WHAT IS ASKED:
For each line below that contains the string "Acoustical", copy that line.

+ + +

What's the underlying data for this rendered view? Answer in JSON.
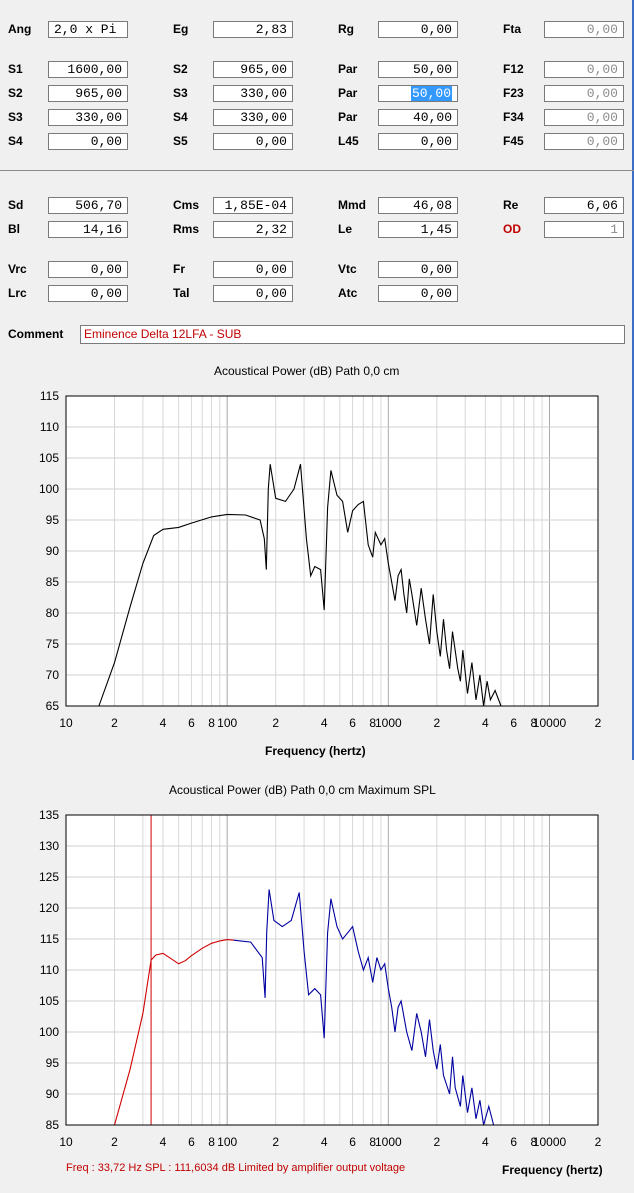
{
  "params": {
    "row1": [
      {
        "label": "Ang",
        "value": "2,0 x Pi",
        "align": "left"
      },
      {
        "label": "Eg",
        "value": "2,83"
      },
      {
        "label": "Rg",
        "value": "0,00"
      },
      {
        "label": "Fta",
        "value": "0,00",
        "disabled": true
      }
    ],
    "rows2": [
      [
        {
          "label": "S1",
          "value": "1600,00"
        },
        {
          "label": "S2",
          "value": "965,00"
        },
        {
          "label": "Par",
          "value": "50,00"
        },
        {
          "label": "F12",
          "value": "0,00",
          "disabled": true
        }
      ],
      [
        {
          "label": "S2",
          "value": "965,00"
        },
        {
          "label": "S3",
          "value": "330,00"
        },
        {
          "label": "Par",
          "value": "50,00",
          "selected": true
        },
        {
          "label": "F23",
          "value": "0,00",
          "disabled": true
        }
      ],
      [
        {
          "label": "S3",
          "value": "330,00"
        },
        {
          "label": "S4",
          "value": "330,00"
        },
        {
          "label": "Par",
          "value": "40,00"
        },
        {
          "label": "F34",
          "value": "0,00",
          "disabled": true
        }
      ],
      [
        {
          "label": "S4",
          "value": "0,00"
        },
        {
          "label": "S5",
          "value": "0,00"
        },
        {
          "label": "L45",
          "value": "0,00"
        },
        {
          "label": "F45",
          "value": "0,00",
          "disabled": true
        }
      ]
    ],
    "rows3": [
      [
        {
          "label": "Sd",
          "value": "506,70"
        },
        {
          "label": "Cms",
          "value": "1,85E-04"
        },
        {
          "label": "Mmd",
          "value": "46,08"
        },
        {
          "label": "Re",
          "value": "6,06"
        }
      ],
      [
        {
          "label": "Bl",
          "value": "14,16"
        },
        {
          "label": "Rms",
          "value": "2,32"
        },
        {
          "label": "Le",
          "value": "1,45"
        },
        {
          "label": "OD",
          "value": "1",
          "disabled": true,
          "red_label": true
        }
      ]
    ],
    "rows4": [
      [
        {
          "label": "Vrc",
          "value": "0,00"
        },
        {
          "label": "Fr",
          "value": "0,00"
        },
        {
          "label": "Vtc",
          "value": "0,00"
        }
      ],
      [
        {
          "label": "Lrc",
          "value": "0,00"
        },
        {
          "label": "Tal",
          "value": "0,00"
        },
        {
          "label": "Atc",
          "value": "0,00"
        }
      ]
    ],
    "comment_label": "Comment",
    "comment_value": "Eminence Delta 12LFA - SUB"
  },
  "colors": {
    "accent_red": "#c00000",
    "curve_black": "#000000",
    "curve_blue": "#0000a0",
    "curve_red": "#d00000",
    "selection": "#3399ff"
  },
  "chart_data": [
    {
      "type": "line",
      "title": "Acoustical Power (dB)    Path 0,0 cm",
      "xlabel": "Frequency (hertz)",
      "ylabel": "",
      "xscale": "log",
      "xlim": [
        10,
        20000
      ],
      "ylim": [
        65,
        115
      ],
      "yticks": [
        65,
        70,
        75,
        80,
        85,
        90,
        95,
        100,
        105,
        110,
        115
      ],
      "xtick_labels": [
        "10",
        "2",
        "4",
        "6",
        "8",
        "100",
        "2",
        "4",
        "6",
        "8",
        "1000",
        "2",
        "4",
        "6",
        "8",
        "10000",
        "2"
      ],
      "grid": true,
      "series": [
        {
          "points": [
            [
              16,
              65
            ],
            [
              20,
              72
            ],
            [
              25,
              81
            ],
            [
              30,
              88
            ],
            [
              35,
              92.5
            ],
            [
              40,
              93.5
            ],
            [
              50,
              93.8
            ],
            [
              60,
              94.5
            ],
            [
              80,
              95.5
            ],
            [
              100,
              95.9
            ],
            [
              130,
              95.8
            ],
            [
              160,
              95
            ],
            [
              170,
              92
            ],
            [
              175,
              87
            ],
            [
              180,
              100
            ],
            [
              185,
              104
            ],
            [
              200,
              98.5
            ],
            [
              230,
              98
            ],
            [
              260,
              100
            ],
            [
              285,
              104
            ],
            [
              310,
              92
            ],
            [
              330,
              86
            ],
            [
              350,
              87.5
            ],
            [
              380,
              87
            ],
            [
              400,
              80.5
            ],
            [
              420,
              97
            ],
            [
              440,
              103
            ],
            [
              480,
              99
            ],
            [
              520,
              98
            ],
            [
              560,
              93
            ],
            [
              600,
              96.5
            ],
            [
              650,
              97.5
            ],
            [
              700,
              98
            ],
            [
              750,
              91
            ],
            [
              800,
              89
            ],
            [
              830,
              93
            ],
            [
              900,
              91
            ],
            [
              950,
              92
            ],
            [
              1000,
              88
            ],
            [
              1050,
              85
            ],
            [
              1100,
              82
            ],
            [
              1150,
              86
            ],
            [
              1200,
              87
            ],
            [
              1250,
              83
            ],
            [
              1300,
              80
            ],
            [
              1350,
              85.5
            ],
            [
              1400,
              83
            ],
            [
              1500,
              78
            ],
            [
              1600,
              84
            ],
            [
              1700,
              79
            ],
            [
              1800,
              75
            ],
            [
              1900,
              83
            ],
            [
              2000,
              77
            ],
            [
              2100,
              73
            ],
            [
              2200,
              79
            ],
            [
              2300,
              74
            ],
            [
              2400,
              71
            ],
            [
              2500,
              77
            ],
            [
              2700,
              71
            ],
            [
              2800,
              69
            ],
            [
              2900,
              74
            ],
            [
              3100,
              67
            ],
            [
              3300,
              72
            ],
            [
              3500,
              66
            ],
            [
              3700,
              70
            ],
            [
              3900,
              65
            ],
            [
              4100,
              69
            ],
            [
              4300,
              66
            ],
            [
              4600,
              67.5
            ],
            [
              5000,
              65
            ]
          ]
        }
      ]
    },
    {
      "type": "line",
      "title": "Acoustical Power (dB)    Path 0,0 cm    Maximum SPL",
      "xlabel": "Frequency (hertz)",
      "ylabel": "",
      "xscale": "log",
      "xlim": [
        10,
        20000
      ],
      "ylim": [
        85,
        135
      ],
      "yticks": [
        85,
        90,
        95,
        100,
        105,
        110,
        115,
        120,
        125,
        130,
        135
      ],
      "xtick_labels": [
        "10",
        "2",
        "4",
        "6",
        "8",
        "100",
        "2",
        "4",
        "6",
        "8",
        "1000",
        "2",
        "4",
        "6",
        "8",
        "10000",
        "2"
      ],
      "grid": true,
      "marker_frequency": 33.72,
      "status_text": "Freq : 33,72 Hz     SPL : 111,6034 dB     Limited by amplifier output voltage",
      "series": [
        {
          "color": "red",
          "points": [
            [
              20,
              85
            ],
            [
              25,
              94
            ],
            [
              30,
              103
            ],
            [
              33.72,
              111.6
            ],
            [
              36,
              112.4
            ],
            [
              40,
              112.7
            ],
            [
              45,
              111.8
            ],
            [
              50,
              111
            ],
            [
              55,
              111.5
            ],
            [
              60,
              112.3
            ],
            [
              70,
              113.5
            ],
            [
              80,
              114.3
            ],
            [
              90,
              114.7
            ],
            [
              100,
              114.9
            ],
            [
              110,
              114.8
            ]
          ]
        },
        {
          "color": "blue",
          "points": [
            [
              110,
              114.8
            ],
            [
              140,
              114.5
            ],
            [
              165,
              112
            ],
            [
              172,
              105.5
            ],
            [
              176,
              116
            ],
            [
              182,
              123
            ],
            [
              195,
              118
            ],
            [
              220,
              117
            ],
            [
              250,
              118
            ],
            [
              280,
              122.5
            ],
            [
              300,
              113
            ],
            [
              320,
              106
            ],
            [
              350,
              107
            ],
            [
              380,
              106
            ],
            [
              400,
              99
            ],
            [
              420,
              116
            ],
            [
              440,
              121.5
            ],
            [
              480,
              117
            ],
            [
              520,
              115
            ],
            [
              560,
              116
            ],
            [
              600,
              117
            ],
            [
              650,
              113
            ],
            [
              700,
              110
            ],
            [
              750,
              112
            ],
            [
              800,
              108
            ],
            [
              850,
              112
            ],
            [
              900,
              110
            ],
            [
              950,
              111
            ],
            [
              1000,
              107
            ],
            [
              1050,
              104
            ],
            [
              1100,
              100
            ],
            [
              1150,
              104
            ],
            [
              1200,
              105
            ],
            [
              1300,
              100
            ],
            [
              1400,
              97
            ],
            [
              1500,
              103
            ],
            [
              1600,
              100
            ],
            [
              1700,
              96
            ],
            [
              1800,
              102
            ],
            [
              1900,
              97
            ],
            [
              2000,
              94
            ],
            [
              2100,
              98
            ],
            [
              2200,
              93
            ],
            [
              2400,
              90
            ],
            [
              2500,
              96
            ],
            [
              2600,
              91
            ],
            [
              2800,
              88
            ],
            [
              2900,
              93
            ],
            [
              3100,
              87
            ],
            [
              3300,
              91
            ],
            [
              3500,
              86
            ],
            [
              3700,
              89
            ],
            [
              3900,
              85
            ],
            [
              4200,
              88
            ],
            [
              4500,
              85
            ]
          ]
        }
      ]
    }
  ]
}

+ + +

TASK SOLUTION:
      "title": "Acoustical Power (dB)    Path 0,0 cm",
      "title": "Acoustical Power (dB)    Path 0,0 cm    Maximum SPL",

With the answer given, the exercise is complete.